Note each line where "Assets" appears, and copy it.
START
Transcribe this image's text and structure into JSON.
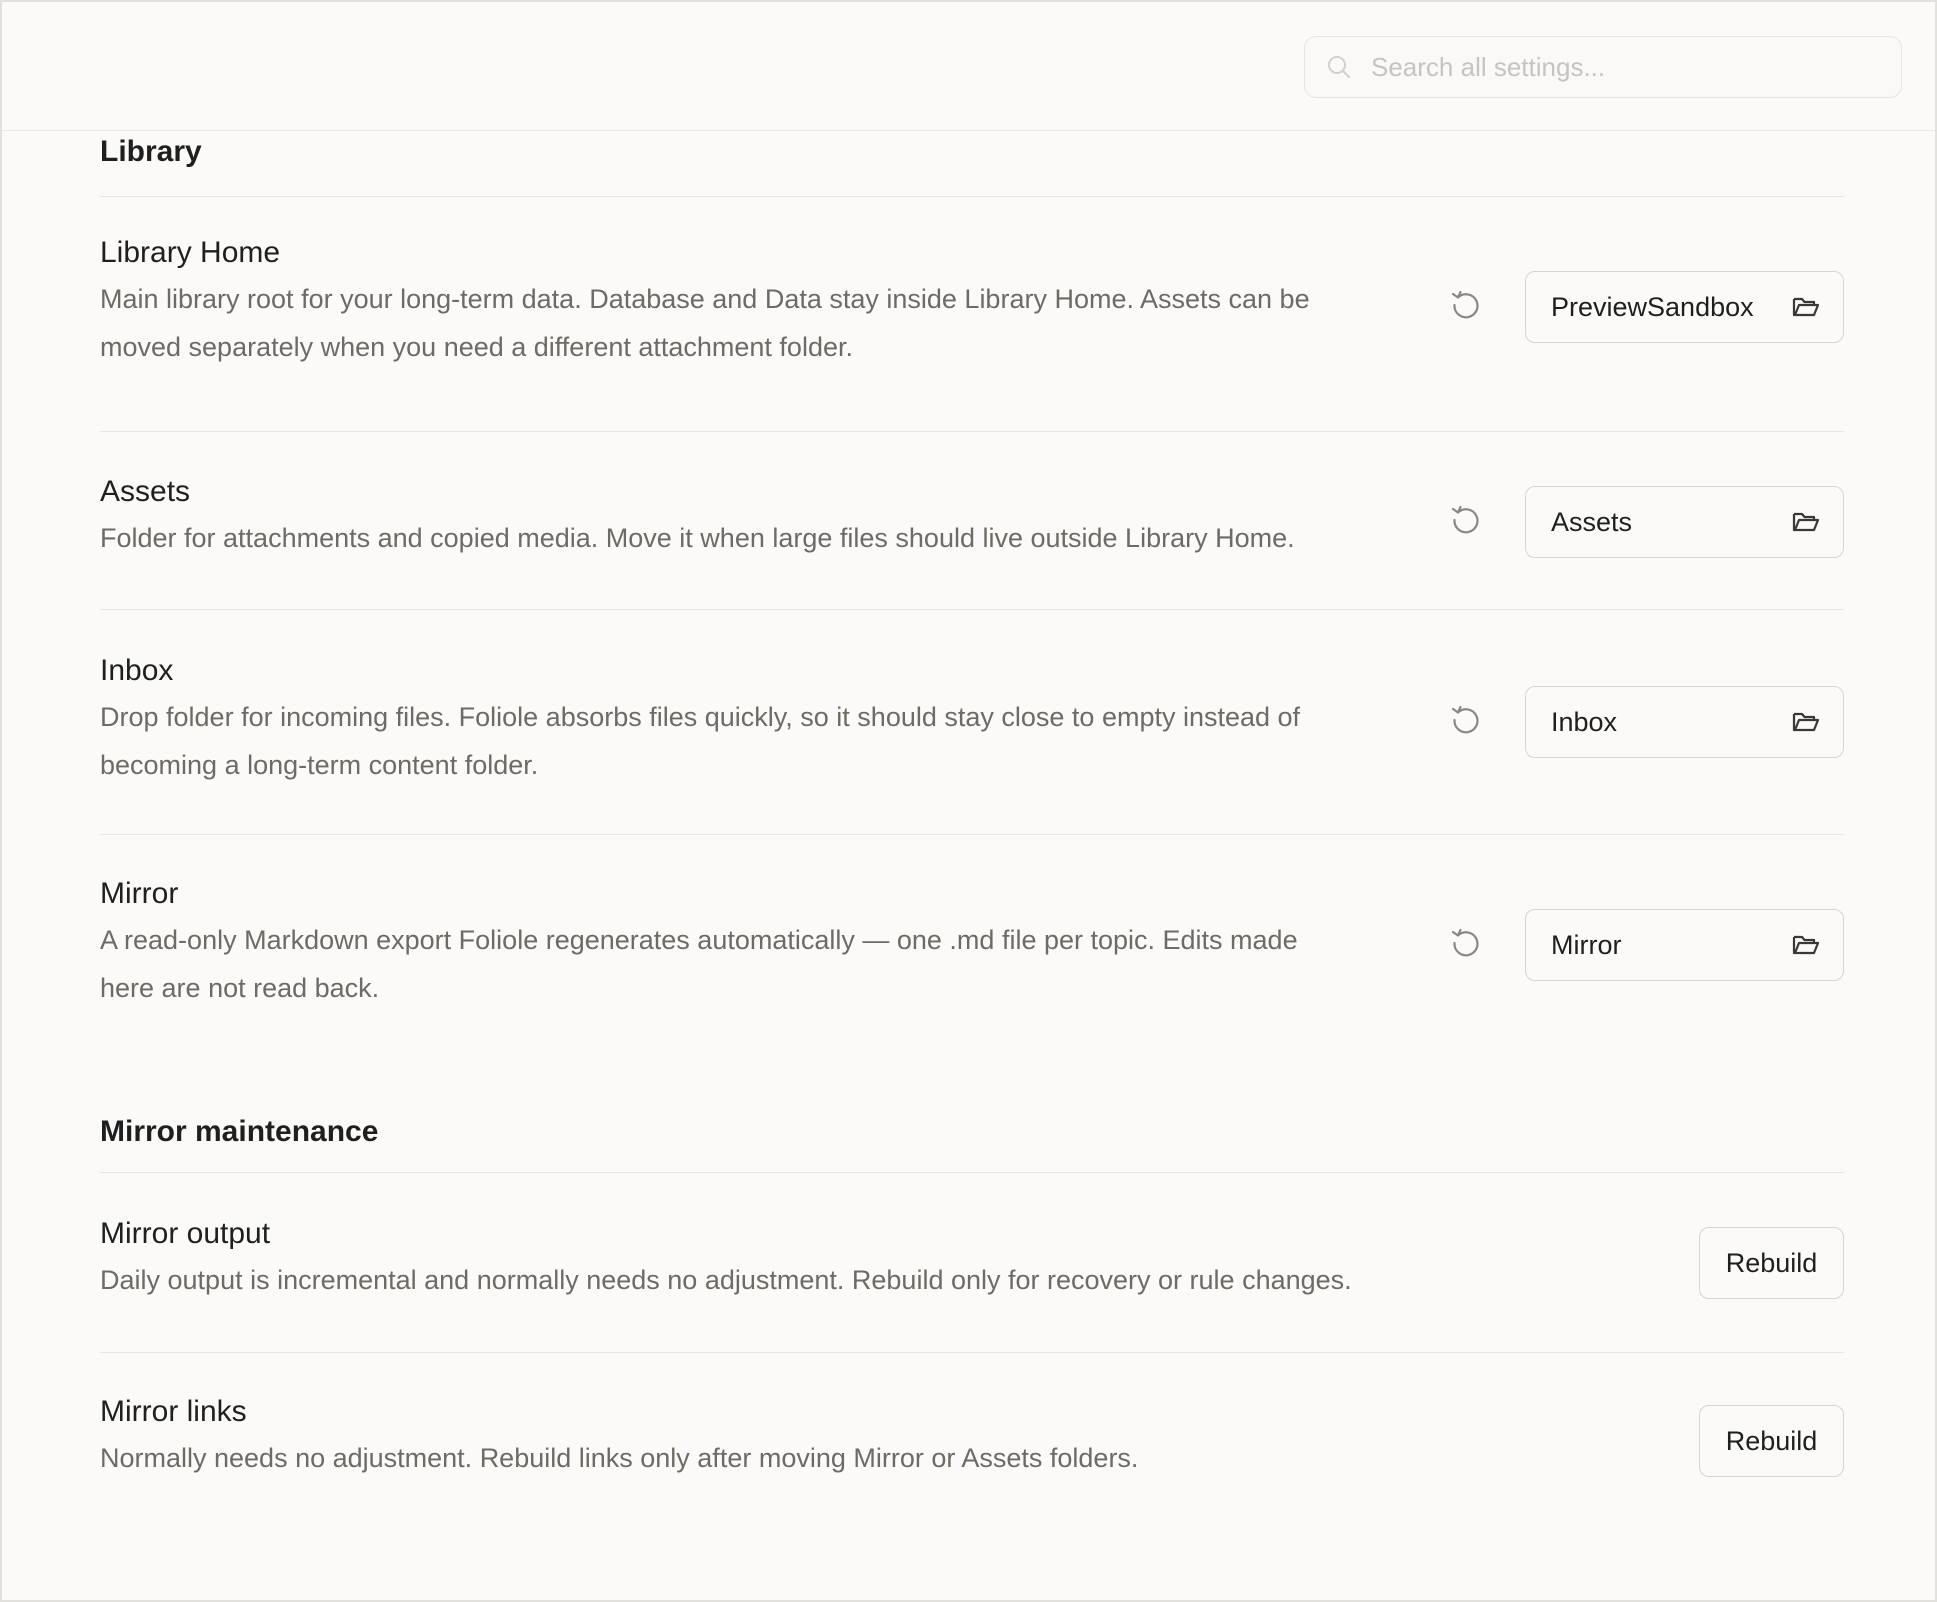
{
  "search": {
    "placeholder": "Search all settings..."
  },
  "sections": {
    "library": {
      "title": "Library",
      "rows": [
        {
          "name": "Library Home",
          "desc_line1": "Main library root for your long-term data. Database and Data stay inside Library Home. Assets can be",
          "desc_line2": "moved separately when you need a different attachment folder.",
          "value": "PreviewSandbox"
        },
        {
          "name": "Assets",
          "desc_line1": "Folder for attachments and copied media. Move it when large files should live outside Library Home.",
          "value": "Assets"
        },
        {
          "name": "Inbox",
          "desc_line1": "Drop folder for incoming files. Foliole absorbs files quickly, so it should stay close to empty instead of",
          "desc_line2": "becoming a long-term content folder.",
          "value": "Inbox"
        },
        {
          "name": "Mirror",
          "desc_line1": "A read-only Markdown export Foliole regenerates automatically — one .md file per topic. Edits made",
          "desc_line2": "here are not read back.",
          "value": "Mirror"
        }
      ]
    },
    "maintenance": {
      "title": "Mirror maintenance",
      "rows": [
        {
          "name": "Mirror output",
          "desc_line1": "Daily output is incremental and normally needs no adjustment. Rebuild only for recovery or rule changes.",
          "button": "Rebuild"
        },
        {
          "name": "Mirror links",
          "desc_line1": "Normally needs no adjustment. Rebuild links only after moving Mirror or Assets folders.",
          "button": "Rebuild"
        }
      ]
    }
  },
  "icons": {
    "search": "search-icon",
    "reset": "reset-icon",
    "folder": "folder-open-icon"
  },
  "colors": {
    "background": "#fbfaf8",
    "text": "#1f1f1f",
    "muted_text": "#6e6a65",
    "border": "#d8d5d0",
    "divider": "#e8e6e2"
  }
}
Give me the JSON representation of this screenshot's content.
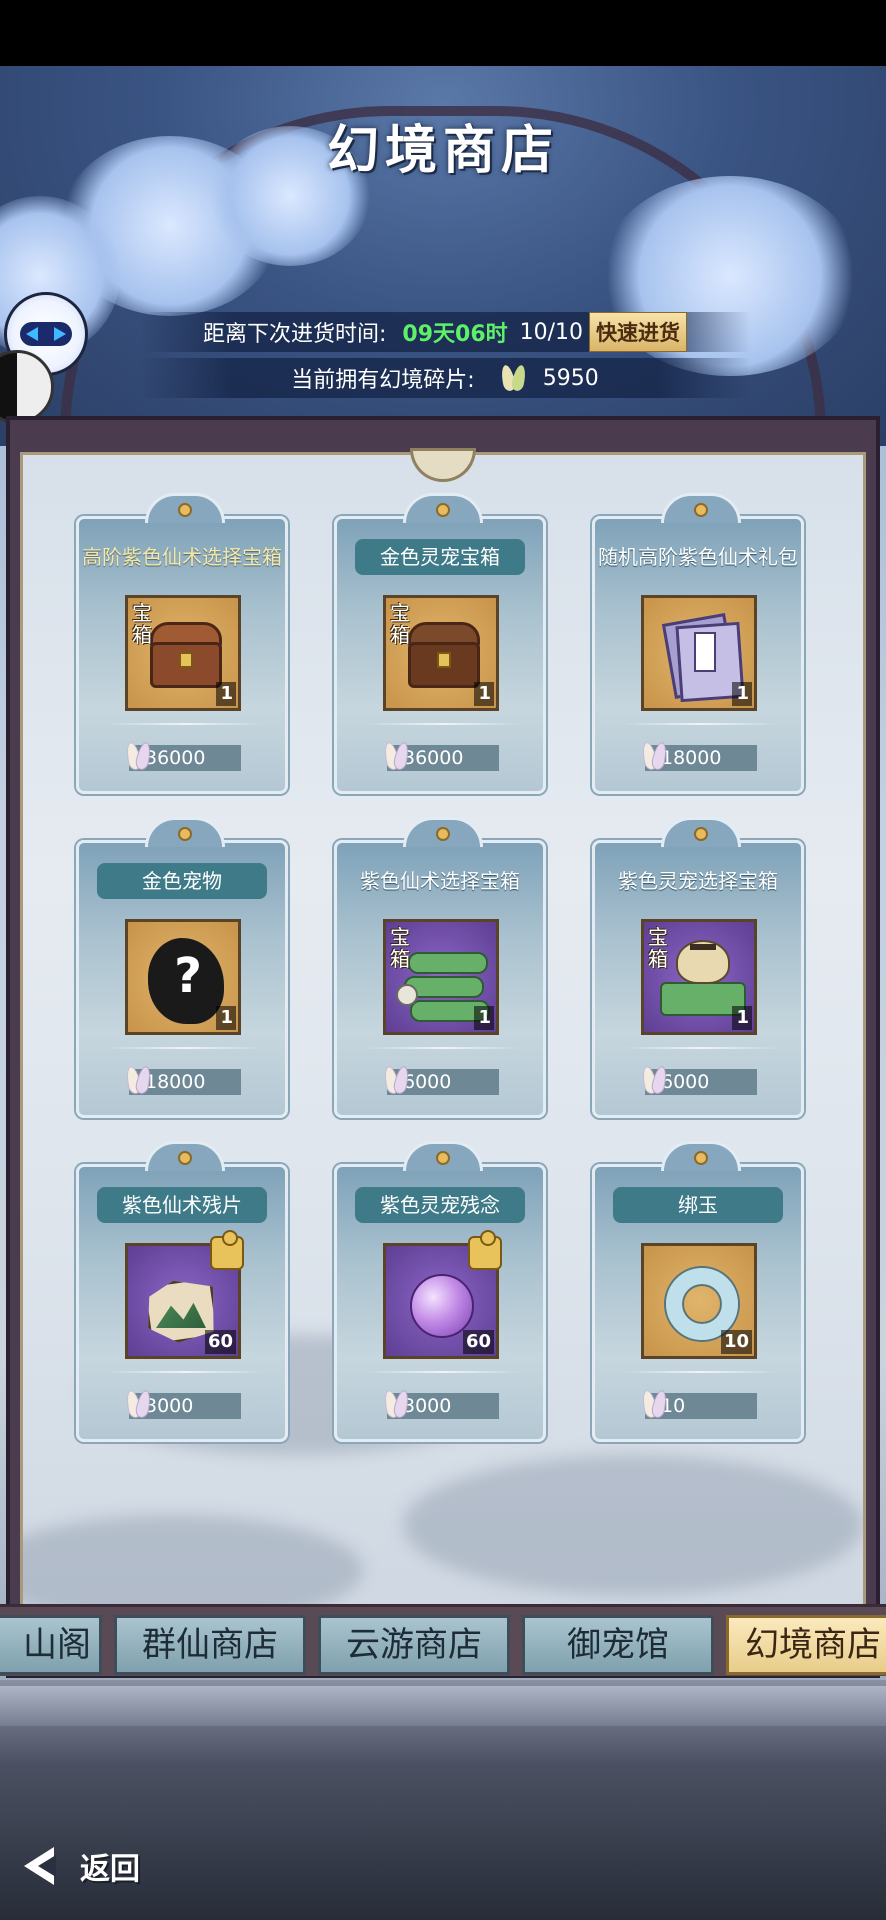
{
  "title": "幻境商店",
  "restock": {
    "label": "距离下次进货时间:",
    "time": "09天06时",
    "count": "10/10",
    "quick_button": "快速进货"
  },
  "shards": {
    "label": "当前拥有幻境碎片:",
    "icon": "shard-icon",
    "amount": "5950"
  },
  "items": [
    {
      "name": "高阶紫色仙术选择宝箱",
      "tag": "宝箱",
      "qty": "1",
      "price": "36000",
      "icon": "chest-icon"
    },
    {
      "name": "金色灵宠宝箱",
      "tag": "宝箱",
      "qty": "1",
      "price": "36000",
      "icon": "chest-icon"
    },
    {
      "name": "随机高阶紫色仙术礼包",
      "qty": "1",
      "price": "18000",
      "icon": "book-icon"
    },
    {
      "name": "金色宠物",
      "qty": "1",
      "price": "18000",
      "icon": "mystery-pet-icon"
    },
    {
      "name": "紫色仙术选择宝箱",
      "tag": "宝箱",
      "qty": "1",
      "price": "6000",
      "icon": "scroll-bundle-icon"
    },
    {
      "name": "紫色灵宠选择宝箱",
      "tag": "宝箱",
      "qty": "1",
      "price": "6000",
      "icon": "tiger-chest-icon"
    },
    {
      "name": "紫色仙术残片",
      "qty": "60",
      "price": "3000",
      "icon": "fragment-icon"
    },
    {
      "name": "紫色灵宠残念",
      "qty": "60",
      "price": "3000",
      "icon": "orb-icon"
    },
    {
      "name": "绑玉",
      "qty": "10",
      "price": "10",
      "icon": "jade-ring-icon"
    }
  ],
  "tabs": [
    "山阁",
    "群仙商店",
    "云游商店",
    "御宠馆",
    "幻境商店"
  ],
  "back": "返回",
  "colors": {
    "accent_green": "#5ff06a",
    "tab_active": "#fbe9bd",
    "price_bg": "#6e8896"
  }
}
END
* [Result for this task]:
          "desc_line1": "Main library root for your long-term data. Database and Data stay inside Library Home. Assets can be",
          "name": "Assets",
          "value": "Assets"
          "desc_line1": "Normally needs no adjustment. Rebuild links only after moving Mirror or Assets folders.",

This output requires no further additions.